**Page:**
....

10. Queries and Indexes


Queries

Queries are used to search a collection for a subset of documents.

Below is a list of the asynchronous mongoose functions that perform queries:

  • Model.deleteMany()
  • Model.deleteOne()
  • Model.find()
  • Model.findById()
  • Model.findByIdAndDelete()
  • Model.findByIdAndUpdate()
  • Model.findOne()
  • Model.findOneAndDelete()
  • Model.findOneAndReplace()
  • Model.findOneAndUpdate()
  • Model.replaceOne()
  • Model.updateMany()
  • Model.updateOne()
  • Model.countDocuments()

When we perform a query we provide a filter object which indicates the match criteria for the documents that should be selected.  The filter can contain query predicates which evaluates to true for the selected documents.

Some mongoose query methods allow us to specify a set of fields to return in each document (a.k.a. a projection) rather than return every field in each document.  

In addition, some query methods allow a query to specify options to further modify the resulting data set such as sort the document set, limit the number of documents returned, and make the document set lean.

Below is an example query that uses a filter, projection, and option.

const users = await User.find(
   { username : "rajiv"}, // query
   { username: 1, age : 1 }, // projection
   { limit : 1 } // options
)

Later on we’ll continue to investigate how to build queries using these mongoose methods.  But before we do, let’s discuss indexes and the various types that are available in MongoDB.

MongoDB Indexes

When designing a schema for a collection we need to consider which fields will be used in the queries that the API server provides to the client.

An Index is data structure that that maps the value of fields to documents in a collection. MongoDB indexes are implemented as B-trees.  The runtime for insert, search, and delete in. B-tree is O(log n).  Without indexes, a query would require searching every document in a collection taking O(n) time.  And as the collection grows this time can be intolerable.

MongoDB differentiates between MongoDB indexes and MongoDB Search indexes.  MongoDB indexes are used to locate documents based on the entire values of the indexed fields whereas MongoDB Search indexes enable searching within text fields, support partial matches, and autocomplete. MongoDB Search indexes are only available on Atlas.

....

**Job 1:**
Answer these questions using the page on queries and indexes:
(a) What is a set of fields returned in each document called?
(b) How are MongoDB indexes implemented?
(c) Where are MongoDB Search indexes available?
**Job 2:**
Pick up the page on Mongoose queries and MongoDB indexes after its last sentence and continue writing it.

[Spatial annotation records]
....

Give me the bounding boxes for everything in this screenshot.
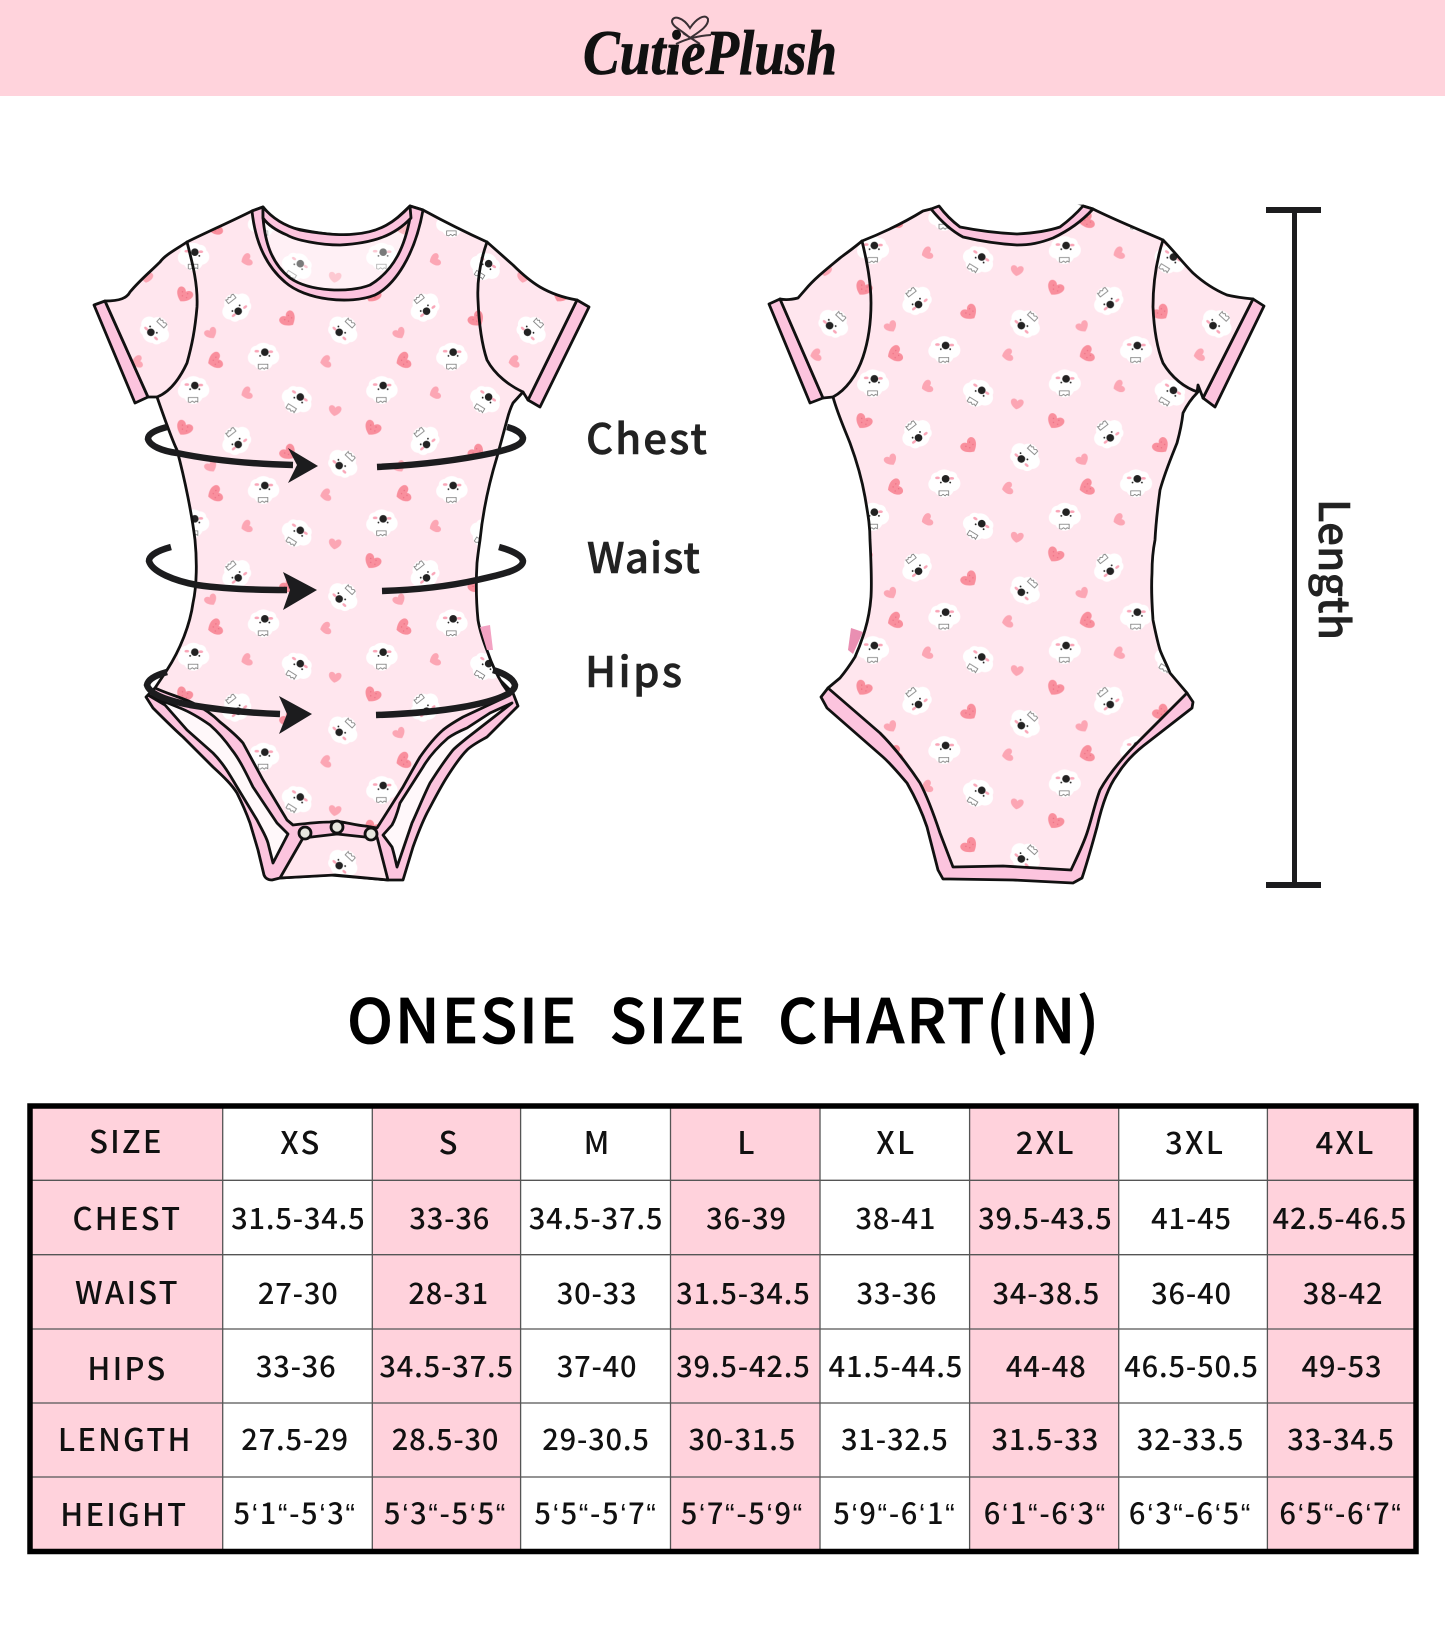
row: hips: HIPS — [87, 1344, 167, 1389]
right leg opening — [383, 703, 512, 867]
inside neck view — [263, 218, 410, 290]
back sleeve cuffs — [769, 299, 1264, 407]
row: height: 5‘3“-5‘5“ — [384, 1491, 507, 1533]
back hem band — [821, 688, 1193, 883]
row: height: 6‘5“-6‘7“ — [1279, 1491, 1403, 1533]
back neck band — [931, 206, 1093, 245]
row: height: 5‘7“-5‘9“ — [681, 1491, 804, 1533]
row: chest: 34.5-37.5 — [529, 1196, 663, 1238]
front leg bands and crotch — [146, 680, 518, 880]
row: hips: 46.5-50.5 — [1124, 1344, 1259, 1386]
measurement arrow: chest — [148, 427, 523, 483]
row: size — [89, 1117, 1376, 1163]
header band — [0, 0, 1445, 96]
row: hips: 49-53 — [1302, 1344, 1382, 1386]
row: chest: 36-39 — [706, 1196, 787, 1238]
size table — [30, 1106, 1416, 1552]
row: length — [58, 1415, 1395, 1460]
row: length: 28.5-30 — [392, 1417, 499, 1459]
back side tag — [848, 628, 863, 654]
row: length: 27.5-29 — [241, 1417, 349, 1459]
garment: front view — [94, 206, 589, 880]
row: chest: 42.5-46.5 — [1273, 1196, 1407, 1238]
logo: CutiePlush — [583, 17, 837, 88]
table backgrounds — [30, 1106, 1416, 1551]
row: waist: 27-30 — [258, 1271, 339, 1313]
row: length: 31.5-33 — [991, 1417, 1099, 1459]
row: length: 32-33.5 — [1137, 1417, 1244, 1459]
row: length: 33-34.5 — [1287, 1417, 1395, 1459]
back body fabric — [780, 206, 1253, 870]
label: Chest: Chest — [586, 406, 707, 467]
row: height — [60, 1490, 1403, 1535]
front side tag — [480, 625, 493, 650]
row: hips: 34.5-37.5 — [379, 1344, 514, 1386]
row: chest: 38-41 — [856, 1196, 936, 1238]
snaps — [299, 821, 377, 840]
row: size: S — [439, 1118, 460, 1163]
row: hips: 44-48 — [1006, 1344, 1087, 1386]
row: size: SIZE — [89, 1117, 164, 1162]
row: chest: 39.5-43.5 — [978, 1196, 1113, 1238]
row: length: 31-32.5 — [841, 1417, 949, 1459]
table outer border — [30, 1106, 1416, 1552]
row: size: 4XL — [1316, 1118, 1376, 1163]
row: waist: 30-33 — [557, 1271, 637, 1313]
crotch panel — [280, 834, 388, 880]
row: size: M — [584, 1118, 612, 1163]
row: chest: CHEST — [73, 1194, 182, 1239]
front neck band — [252, 206, 423, 300]
back neck band seen through opening — [263, 206, 411, 245]
row: waist — [75, 1268, 1383, 1313]
row: height: 6‘3“-6‘5“ — [1129, 1491, 1252, 1533]
front armhole seams — [157, 242, 523, 397]
row: length: LENGTH — [58, 1415, 193, 1460]
row: waist: 28-31 — [408, 1271, 489, 1313]
row: size: 2XL — [1016, 1118, 1076, 1163]
row: height: 5‘9“-6‘1“ — [833, 1491, 956, 1533]
table grid — [30, 1106, 1416, 1551]
row: height: 5‘5“-5‘7“ — [534, 1491, 658, 1533]
row: size: XS — [280, 1118, 322, 1163]
row: length: 29-30.5 — [542, 1417, 650, 1459]
row: waist: WAIST — [75, 1268, 180, 1313]
row: chest — [73, 1194, 1407, 1239]
measurement arrow: waist — [149, 547, 523, 610]
row: size: XL — [876, 1118, 916, 1163]
row: height: HEIGHT — [60, 1490, 188, 1535]
row: length: 30-31.5 — [688, 1417, 796, 1459]
front body fabric — [105, 206, 577, 828]
title: ONESIE SIZE CHART(IN) — [347, 972, 1099, 1061]
length measurement bar — [1266, 207, 1321, 888]
front sleeve cuffs — [94, 300, 589, 407]
row: chest: 41-45 — [1151, 1196, 1232, 1238]
white neckline cutout — [939, 200, 1083, 234]
row: waist: 34-38.5 — [992, 1271, 1100, 1313]
label: Hips: Hips — [585, 639, 682, 700]
label: Length: Length — [1306, 499, 1367, 640]
row: hips: 33-36 — [256, 1344, 337, 1386]
row: hips — [87, 1344, 1382, 1389]
row: waist: 31.5-34.5 — [676, 1271, 811, 1313]
garment: back view — [769, 200, 1264, 883]
icon: bow knot — [672, 17, 711, 44]
row: height: 5‘1“-5‘3“ — [234, 1491, 357, 1533]
row: waist: 33-36 — [857, 1271, 937, 1313]
row: chest: 33-36 — [409, 1196, 490, 1238]
row: hips: 37-40 — [557, 1344, 637, 1386]
back armhole seams — [833, 240, 1198, 397]
row: hips: 39.5-42.5 — [676, 1344, 811, 1386]
row: waist: 36-40 — [1151, 1271, 1232, 1313]
row: size: L — [737, 1118, 757, 1163]
row: height: 6‘1“-6‘3“ — [984, 1491, 1107, 1533]
measurement arrow: hips — [147, 670, 515, 734]
row: chest: 31.5-34.5 — [231, 1196, 366, 1238]
row: hips: 41.5-44.5 — [829, 1344, 963, 1386]
row: waist: 38-42 — [1303, 1271, 1383, 1313]
left leg opening — [148, 695, 288, 863]
label: Waist: Waist — [587, 525, 700, 586]
row: size: 3XL — [1165, 1118, 1225, 1163]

....

**Exercise answer 1:**
(a) A projection.
(b) As B-trees.
(c) Only on Atlas.

**Exercise answer 2:**
There are several types of MongoDB indexes: single field indexes, compound indexes, multikey indexes, geospatial indexes, text indexes,  hashed indexes, and clustered indexes.

When defining an index, if we choose, we can specify options to define which documents will be indexed and how the indexed documents will be stored.  Options can be used to create unique indexes,  case-insensitive indexes, hidden indexes, partial indexes, sparse indexes, and TTL indexes.  Note that not all options can be used for all index types.  

Because indexes reside in memory, engineers need to weigh the memory costs vs. the performance benefits of indexes before making a design decision. Included in the MongoDB documentation are articles that discuss design strategies.  

We say an index covers a query if to resolve a query MongoDB does not have to open a collection file, that is, all of the keys used in a query are in the index and the query projects only the fields that are defined in the index.  Covered queries are most efficient because the in order to resolve the query MongoDB does not need to pull documents from a collection as all of the information that is needed is in the index.

Defining Indexes with Mongoose

With Mongoose we can defined an index by calling the index() method on a schema object.  For example, below we create a compound index that uses the firstName and lastName fields, both sorted alphabetically, and for which any pair of strings for firstName and lastName can appear only once (making the pair unique) in the index.

userSchema.index({ firstname: 1, lastName: 1 }, { unique: true });

MongoDB Index Types

1.   Single field indexes store the values of a single field in the index.  These allow queries for documents within a collection using a single field.  When we create a single field index we need to specify the sort order for the indexed values (ascending or descending).

By default, MongoDB creates a single field index for every collection using the _id key.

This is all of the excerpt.